> [Work to be completed]:
In the data, extract each line that holds the string "button".

Part of a data file:
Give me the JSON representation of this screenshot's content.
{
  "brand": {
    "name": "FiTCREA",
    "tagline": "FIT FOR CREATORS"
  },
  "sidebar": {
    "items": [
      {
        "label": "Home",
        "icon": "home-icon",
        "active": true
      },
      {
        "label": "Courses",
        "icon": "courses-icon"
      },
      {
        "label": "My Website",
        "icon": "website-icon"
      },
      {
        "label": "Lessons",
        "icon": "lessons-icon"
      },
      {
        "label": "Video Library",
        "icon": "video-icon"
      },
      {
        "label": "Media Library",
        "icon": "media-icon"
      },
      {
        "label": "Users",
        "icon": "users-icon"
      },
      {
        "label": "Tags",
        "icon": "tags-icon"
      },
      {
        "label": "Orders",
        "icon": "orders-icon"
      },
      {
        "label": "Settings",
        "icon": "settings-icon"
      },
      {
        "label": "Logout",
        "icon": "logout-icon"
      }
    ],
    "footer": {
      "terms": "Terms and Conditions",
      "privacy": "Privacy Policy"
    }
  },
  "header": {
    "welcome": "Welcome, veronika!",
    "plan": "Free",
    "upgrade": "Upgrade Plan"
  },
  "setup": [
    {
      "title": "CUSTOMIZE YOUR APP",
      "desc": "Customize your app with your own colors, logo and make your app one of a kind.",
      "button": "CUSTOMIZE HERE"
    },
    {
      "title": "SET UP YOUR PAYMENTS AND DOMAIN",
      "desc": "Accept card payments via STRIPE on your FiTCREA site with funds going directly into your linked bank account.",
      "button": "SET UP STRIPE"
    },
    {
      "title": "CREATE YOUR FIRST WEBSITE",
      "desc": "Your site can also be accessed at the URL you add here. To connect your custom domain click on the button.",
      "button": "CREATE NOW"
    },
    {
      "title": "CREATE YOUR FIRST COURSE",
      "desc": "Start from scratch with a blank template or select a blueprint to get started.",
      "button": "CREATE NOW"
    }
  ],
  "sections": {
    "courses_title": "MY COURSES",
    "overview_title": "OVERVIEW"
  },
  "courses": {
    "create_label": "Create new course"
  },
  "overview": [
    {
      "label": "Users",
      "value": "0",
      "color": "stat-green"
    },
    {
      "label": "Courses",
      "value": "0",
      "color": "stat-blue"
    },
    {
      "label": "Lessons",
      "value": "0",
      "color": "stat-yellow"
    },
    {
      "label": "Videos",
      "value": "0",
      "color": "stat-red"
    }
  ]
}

> [Response below]:
      "button": "CUSTOMIZE HERE"
      "button": "SET UP STRIPE"
      "desc": "Your site can also be accessed at the URL you add here. To connect your custom domain click on the button.",
      "button": "CREATE NOW"
      "button": "CREATE NOW"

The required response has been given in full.